(Figure data in JSON)
• • • • • • •

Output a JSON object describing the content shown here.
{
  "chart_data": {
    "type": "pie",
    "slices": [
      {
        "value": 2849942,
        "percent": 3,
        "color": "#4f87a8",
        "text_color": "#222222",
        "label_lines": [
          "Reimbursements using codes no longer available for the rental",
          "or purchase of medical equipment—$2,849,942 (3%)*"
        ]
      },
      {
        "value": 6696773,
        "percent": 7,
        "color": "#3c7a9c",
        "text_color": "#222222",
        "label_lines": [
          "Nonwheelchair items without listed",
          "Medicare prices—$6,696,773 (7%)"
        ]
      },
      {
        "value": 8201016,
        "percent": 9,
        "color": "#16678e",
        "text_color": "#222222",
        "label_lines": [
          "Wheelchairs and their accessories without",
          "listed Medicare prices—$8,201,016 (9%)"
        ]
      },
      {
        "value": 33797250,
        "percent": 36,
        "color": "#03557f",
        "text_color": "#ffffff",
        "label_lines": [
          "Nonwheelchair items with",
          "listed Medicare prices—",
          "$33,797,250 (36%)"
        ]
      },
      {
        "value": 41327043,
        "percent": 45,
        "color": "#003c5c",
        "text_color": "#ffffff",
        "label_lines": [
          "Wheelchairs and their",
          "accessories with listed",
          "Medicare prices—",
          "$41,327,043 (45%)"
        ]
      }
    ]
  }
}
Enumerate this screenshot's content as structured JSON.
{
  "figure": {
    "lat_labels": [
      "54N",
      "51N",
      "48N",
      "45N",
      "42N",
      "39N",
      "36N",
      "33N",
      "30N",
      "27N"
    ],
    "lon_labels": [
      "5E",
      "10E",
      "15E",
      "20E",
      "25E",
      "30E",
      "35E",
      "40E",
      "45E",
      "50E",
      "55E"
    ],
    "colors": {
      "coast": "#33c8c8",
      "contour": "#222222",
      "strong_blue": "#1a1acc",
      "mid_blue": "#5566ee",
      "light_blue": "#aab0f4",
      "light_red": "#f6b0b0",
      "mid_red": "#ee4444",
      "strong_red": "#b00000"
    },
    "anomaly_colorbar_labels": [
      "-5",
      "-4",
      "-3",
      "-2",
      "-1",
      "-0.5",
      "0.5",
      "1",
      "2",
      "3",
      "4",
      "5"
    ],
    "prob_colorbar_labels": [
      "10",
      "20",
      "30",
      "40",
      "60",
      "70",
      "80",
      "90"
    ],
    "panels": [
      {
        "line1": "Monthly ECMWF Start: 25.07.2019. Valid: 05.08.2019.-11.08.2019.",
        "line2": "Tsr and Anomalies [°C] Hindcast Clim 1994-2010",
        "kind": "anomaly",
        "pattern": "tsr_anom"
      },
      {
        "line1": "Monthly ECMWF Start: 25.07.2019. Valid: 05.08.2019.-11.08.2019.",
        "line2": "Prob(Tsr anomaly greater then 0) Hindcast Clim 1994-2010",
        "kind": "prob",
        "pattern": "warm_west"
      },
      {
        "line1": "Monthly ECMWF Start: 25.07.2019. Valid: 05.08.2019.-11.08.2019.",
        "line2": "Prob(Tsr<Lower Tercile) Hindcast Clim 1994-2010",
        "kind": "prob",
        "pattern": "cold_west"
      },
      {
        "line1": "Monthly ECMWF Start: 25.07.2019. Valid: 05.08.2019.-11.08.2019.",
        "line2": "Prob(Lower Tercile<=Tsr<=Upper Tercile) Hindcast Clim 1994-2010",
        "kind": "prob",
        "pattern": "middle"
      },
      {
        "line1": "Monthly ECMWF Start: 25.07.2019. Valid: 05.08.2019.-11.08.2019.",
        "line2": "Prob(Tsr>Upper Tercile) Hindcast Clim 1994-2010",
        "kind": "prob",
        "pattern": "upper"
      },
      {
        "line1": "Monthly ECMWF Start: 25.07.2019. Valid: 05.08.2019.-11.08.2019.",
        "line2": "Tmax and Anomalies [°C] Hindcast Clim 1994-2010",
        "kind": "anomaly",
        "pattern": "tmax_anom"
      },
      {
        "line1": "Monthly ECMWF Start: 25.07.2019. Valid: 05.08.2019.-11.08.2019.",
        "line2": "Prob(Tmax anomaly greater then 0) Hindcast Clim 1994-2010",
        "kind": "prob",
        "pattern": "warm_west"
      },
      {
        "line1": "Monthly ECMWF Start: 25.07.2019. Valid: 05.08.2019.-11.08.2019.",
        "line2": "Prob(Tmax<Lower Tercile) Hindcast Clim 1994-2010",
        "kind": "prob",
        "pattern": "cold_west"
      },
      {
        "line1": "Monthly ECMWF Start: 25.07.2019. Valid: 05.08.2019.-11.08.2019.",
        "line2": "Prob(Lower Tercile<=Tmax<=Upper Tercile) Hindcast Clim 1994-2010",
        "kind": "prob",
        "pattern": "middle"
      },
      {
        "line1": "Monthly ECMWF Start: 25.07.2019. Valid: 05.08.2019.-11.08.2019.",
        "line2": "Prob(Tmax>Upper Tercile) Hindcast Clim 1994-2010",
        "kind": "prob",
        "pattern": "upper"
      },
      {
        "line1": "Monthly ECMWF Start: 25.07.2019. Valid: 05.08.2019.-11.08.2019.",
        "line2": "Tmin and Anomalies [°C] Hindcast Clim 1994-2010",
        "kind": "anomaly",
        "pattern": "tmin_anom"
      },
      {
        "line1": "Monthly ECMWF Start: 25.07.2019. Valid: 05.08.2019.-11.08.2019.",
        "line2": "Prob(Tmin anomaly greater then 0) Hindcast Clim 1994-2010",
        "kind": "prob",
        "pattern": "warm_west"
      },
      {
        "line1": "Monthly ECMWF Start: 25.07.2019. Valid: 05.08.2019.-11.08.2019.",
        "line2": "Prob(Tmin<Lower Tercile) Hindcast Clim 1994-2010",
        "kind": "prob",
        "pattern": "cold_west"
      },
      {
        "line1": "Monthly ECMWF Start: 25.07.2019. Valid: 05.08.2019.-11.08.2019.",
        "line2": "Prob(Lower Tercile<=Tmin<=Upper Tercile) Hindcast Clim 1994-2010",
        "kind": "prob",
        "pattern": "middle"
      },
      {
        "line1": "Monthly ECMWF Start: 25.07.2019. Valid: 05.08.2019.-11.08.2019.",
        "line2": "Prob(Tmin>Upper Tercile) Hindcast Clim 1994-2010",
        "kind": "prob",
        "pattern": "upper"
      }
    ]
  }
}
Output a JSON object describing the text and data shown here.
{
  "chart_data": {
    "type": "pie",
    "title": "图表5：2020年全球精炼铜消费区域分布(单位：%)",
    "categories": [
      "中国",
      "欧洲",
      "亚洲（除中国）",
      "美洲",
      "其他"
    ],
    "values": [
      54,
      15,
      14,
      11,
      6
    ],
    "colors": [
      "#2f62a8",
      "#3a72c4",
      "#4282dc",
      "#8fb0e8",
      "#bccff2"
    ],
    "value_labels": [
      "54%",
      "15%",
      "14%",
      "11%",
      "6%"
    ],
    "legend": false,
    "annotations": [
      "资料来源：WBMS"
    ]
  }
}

• • • • • • •

Output every line above without altering anything.

Output a JSON object describing the content shown here.
{
  "chart_data": {
    "type": "pie",
    "slices": [
      {
        "value": 2849942,
        "percent": 3,
        "color": "#4f87a8",
        "text_color": "#222222",
        "label_lines": [
          "Reimbursements using codes no longer available for the rental",
          "or purchase of medical equipment—$2,849,942 (3%)*"
        ]
      },
      {
        "value": 6696773,
        "percent": 7,
        "color": "#3c7a9c",
        "text_color": "#222222",
        "label_lines": [
          "Nonwheelchair items without listed",
          "Medicare prices—$6,696,773 (7%)"
        ]
      },
      {
        "value": 8201016,
        "percent": 9,
        "color": "#16678e",
        "text_color": "#222222",
        "label_lines": [
          "Wheelchairs and their accessories without",
          "listed Medicare prices—$8,201,016 (9%)"
        ]
      },
      {
        "value": 33797250,
        "percent": 36,
        "color": "#03557f",
        "text_color": "#ffffff",
        "label_lines": [
          "Nonwheelchair items with",
          "listed Medicare prices—",
          "$33,797,250 (36%)"
        ]
      },
      {
        "value": 41327043,
        "percent": 45,
        "color": "#003c5c",
        "text_color": "#ffffff",
        "label_lines": [
          "Wheelchairs and their",
          "accessories with listed",
          "Medicare prices—",
          "$41,327,043 (45%)"
        ]
      }
    ]
  }
}
Enumerate this screenshot's content as structured JSON.
{
  "figure": {
    "lat_labels": [
      "54N",
      "51N",
      "48N",
      "45N",
      "42N",
      "39N",
      "36N",
      "33N",
      "30N",
      "27N"
    ],
    "lon_labels": [
      "5E",
      "10E",
      "15E",
      "20E",
      "25E",
      "30E",
      "35E",
      "40E",
      "45E",
      "50E",
      "55E"
    ],
    "colors": {
      "coast": "#33c8c8",
      "contour": "#222222",
      "strong_blue": "#1a1acc",
      "mid_blue": "#5566ee",
      "light_blue": "#aab0f4",
      "light_red": "#f6b0b0",
      "mid_red": "#ee4444",
      "strong_red": "#b00000"
    },
    "anomaly_colorbar_labels": [
      "-5",
      "-4",
      "-3",
      "-2",
      "-1",
      "-0.5",
      "0.5",
      "1",
      "2",
      "3",
      "4",
      "5"
    ],
    "prob_colorbar_labels": [
      "10",
      "20",
      "30",
      "40",
      "60",
      "70",
      "80",
      "90"
    ],
    "panels": [
      {
        "line1": "Monthly ECMWF Start: 25.07.2019. Valid: 05.08.2019.-11.08.2019.",
        "line2": "Tsr and Anomalies [°C] Hindcast Clim 1994-2010",
        "kind": "anomaly",
        "pattern": "tsr_anom"
      },
      {
        "line1": "Monthly ECMWF Start: 25.07.2019. Valid: 05.08.2019.-11.08.2019.",
        "line2": "Prob(Tsr anomaly greater then 0) Hindcast Clim 1994-2010",
        "kind": "prob",
        "pattern": "warm_west"
      },
      {
        "line1": "Monthly ECMWF Start: 25.07.2019. Valid: 05.08.2019.-11.08.2019.",
        "line2": "Prob(Tsr<Lower Tercile) Hindcast Clim 1994-2010",
        "kind": "prob",
        "pattern": "cold_west"
      },
      {
        "line1": "Monthly ECMWF Start: 25.07.2019. Valid: 05.08.2019.-11.08.2019.",
        "line2": "Prob(Lower Tercile<=Tsr<=Upper Tercile) Hindcast Clim 1994-2010",
        "kind": "prob",
        "pattern": "middle"
      },
      {
        "line1": "Monthly ECMWF Start: 25.07.2019. Valid: 05.08.2019.-11.08.2019.",
        "line2": "Prob(Tsr>Upper Tercile) Hindcast Clim 1994-2010",
        "kind": "prob",
        "pattern": "upper"
      },
      {
        "line1": "Monthly ECMWF Start: 25.07.2019. Valid: 05.08.2019.-11.08.2019.",
        "line2": "Tmax and Anomalies [°C] Hindcast Clim 1994-2010",
        "kind": "anomaly",
        "pattern": "tmax_anom"
      },
      {
        "line1": "Monthly ECMWF Start: 25.07.2019. Valid: 05.08.2019.-11.08.2019.",
        "line2": "Prob(Tmax anomaly greater then 0) Hindcast Clim 1994-2010",
        "kind": "prob",
        "pattern": "warm_west"
      },
      {
        "line1": "Monthly ECMWF Start: 25.07.2019. Valid: 05.08.2019.-11.08.2019.",
        "line2": "Prob(Tmax<Lower Tercile) Hindcast Clim 1994-2010",
        "kind": "prob",
        "pattern": "cold_west"
      },
      {
        "line1": "Monthly ECMWF Start: 25.07.2019. Valid: 05.08.2019.-11.08.2019.",
        "line2": "Prob(Lower Tercile<=Tmax<=Upper Tercile) Hindcast Clim 1994-2010",
        "kind": "prob",
        "pattern": "middle"
      },
      {
        "line1": "Monthly ECMWF Start: 25.07.2019. Valid: 05.08.2019.-11.08.2019.",
        "line2": "Prob(Tmax>Upper Tercile) Hindcast Clim 1994-2010",
        "kind": "prob",
        "pattern": "upper"
      },
      {
        "line1": "Monthly ECMWF Start: 25.07.2019. Valid: 05.08.2019.-11.08.2019.",
        "line2": "Tmin and Anomalies [°C] Hindcast Clim 1994-2010",
        "kind": "anomaly",
        "pattern": "tmin_anom"
      },
      {
        "line1": "Monthly ECMWF Start: 25.07.2019. Valid: 05.08.2019.-11.08.2019.",
        "line2": "Prob(Tmin anomaly greater then 0) Hindcast Clim 1994-2010",
        "kind": "prob",
        "pattern": "warm_west"
      },
      {
        "line1": "Monthly ECMWF Start: 25.07.2019. Valid: 05.08.2019.-11.08.2019.",
        "line2": "Prob(Tmin<Lower Tercile) Hindcast Clim 1994-2010",
        "kind": "prob",
        "pattern": "cold_west"
      },
      {
        "line1": "Monthly ECMWF Start: 25.07.2019. Valid: 05.08.2019.-11.08.2019.",
        "line2": "Prob(Lower Tercile<=Tmin<=Upper Tercile) Hindcast Clim 1994-2010",
        "kind": "prob",
        "pattern": "middle"
      },
      {
        "line1": "Monthly ECMWF Start: 25.07.2019. Valid: 05.08.2019.-11.08.2019.",
        "line2": "Prob(Tmin>Upper Tercile) Hindcast Clim 1994-2010",
        "kind": "prob",
        "pattern": "upper"
      }
    ]
  }
}
Output a JSON object describing the text and data shown here.
{
  "chart_data": {
    "type": "pie",
    "title": "图表5：2020年全球精炼铜消费区域分布(单位：%)",
    "categories": [
      "中国",
      "欧洲",
      "亚洲（除中国）",
      "美洲",
      "其他"
    ],
    "values": [
      54,
      15,
      14,
      11,
      6
    ],
    "colors": [
      "#2f62a8",
      "#3a72c4",
      "#4282dc",
      "#8fb0e8",
      "#bccff2"
    ],
    "value_labels": [
      "54%",
      "15%",
      "14%",
      "11%",
      "6%"
    ],
    "legend": false,
    "annotations": [
      "资料来源：WBMS"
    ]
  }
}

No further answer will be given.